#### [Entries provided]

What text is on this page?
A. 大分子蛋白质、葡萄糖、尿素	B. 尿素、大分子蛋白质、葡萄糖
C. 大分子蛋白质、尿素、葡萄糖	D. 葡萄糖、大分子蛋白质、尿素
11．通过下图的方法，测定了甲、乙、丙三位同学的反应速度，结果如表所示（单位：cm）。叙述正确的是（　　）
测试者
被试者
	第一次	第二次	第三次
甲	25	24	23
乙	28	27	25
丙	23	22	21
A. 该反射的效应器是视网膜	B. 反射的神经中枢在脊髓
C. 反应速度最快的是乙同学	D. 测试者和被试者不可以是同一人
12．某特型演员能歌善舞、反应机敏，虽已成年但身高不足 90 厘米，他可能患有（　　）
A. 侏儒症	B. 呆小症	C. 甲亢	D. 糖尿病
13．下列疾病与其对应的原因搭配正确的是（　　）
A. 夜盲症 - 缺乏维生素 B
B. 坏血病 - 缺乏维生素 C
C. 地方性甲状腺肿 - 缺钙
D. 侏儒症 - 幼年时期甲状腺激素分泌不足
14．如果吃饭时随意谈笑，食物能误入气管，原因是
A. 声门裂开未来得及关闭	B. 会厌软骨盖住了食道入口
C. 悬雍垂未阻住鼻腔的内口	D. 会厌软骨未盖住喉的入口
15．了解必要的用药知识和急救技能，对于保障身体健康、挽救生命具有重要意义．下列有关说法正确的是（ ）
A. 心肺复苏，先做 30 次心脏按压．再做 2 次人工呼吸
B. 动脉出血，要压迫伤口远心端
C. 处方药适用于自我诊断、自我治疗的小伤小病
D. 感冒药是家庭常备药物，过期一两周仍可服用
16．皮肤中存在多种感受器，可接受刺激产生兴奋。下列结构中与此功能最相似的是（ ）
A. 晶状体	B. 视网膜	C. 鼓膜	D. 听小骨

--

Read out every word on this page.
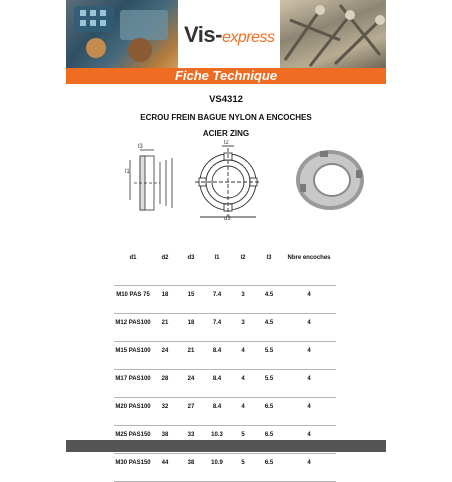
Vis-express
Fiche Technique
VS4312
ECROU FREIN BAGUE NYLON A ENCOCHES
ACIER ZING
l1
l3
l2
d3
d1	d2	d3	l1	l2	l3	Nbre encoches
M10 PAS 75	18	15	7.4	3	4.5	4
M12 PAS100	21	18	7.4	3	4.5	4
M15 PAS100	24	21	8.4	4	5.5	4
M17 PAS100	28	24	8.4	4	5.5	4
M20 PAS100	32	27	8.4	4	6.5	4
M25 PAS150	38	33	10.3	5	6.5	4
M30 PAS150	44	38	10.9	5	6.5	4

--

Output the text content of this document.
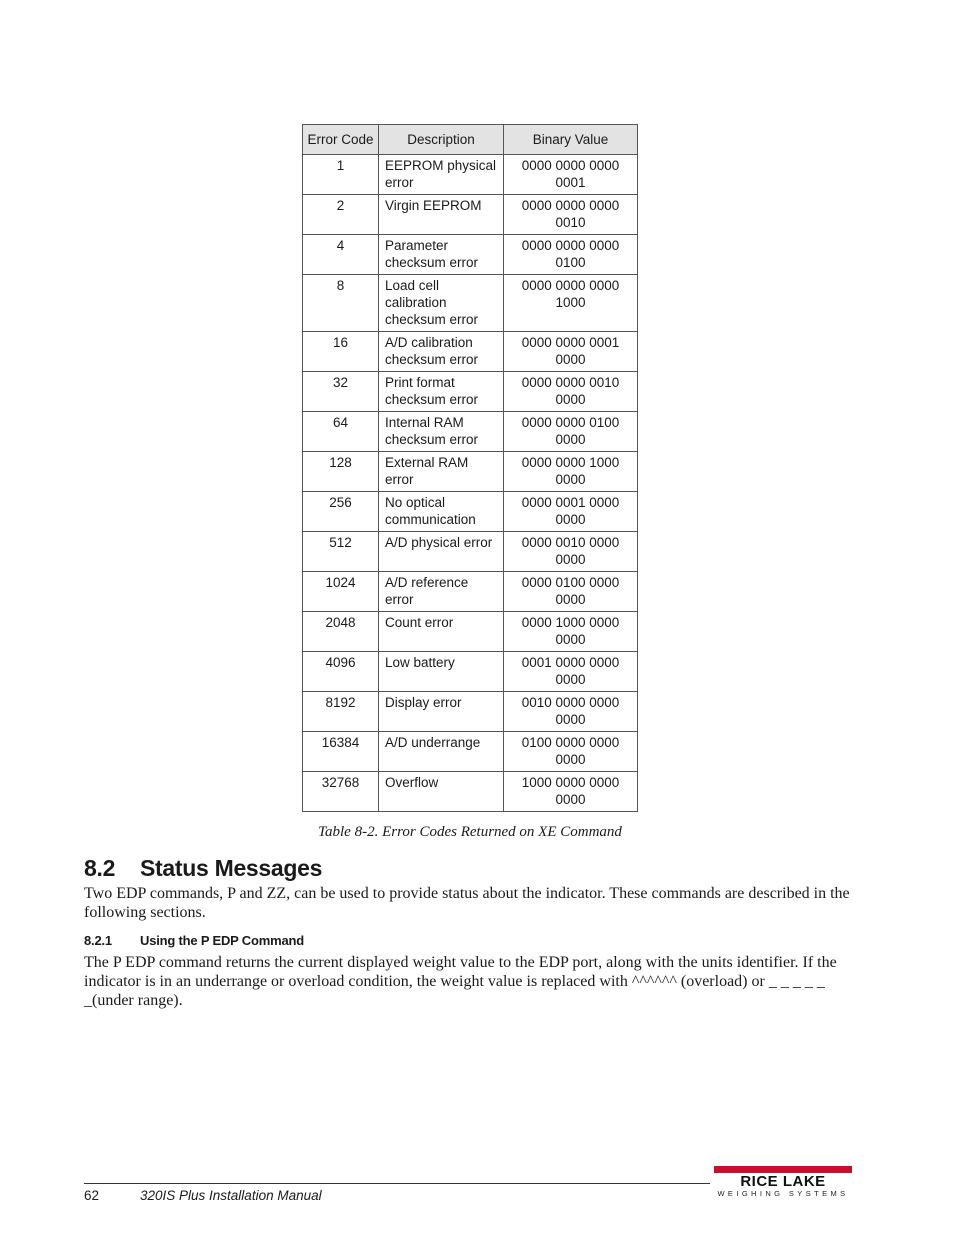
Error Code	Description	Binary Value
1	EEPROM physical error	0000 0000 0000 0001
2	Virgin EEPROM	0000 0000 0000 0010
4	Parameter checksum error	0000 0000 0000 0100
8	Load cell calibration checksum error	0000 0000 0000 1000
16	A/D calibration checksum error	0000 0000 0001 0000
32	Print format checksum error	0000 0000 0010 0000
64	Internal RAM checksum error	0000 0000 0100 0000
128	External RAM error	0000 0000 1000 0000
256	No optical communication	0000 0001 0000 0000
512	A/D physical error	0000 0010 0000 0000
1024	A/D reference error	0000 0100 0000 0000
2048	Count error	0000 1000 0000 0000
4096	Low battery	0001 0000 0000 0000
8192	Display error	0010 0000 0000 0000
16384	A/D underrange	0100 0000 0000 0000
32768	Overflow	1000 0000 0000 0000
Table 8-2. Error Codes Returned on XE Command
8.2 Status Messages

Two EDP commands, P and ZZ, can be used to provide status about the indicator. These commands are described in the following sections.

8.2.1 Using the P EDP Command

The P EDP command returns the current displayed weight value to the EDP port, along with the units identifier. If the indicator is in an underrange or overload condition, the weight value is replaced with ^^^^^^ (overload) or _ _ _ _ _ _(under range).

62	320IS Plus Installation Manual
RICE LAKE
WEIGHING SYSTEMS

#### [Written instruction]
Figure out how many lines of the data above include "physical", then give the number and nothing more.

#### [Result of the exercise]
2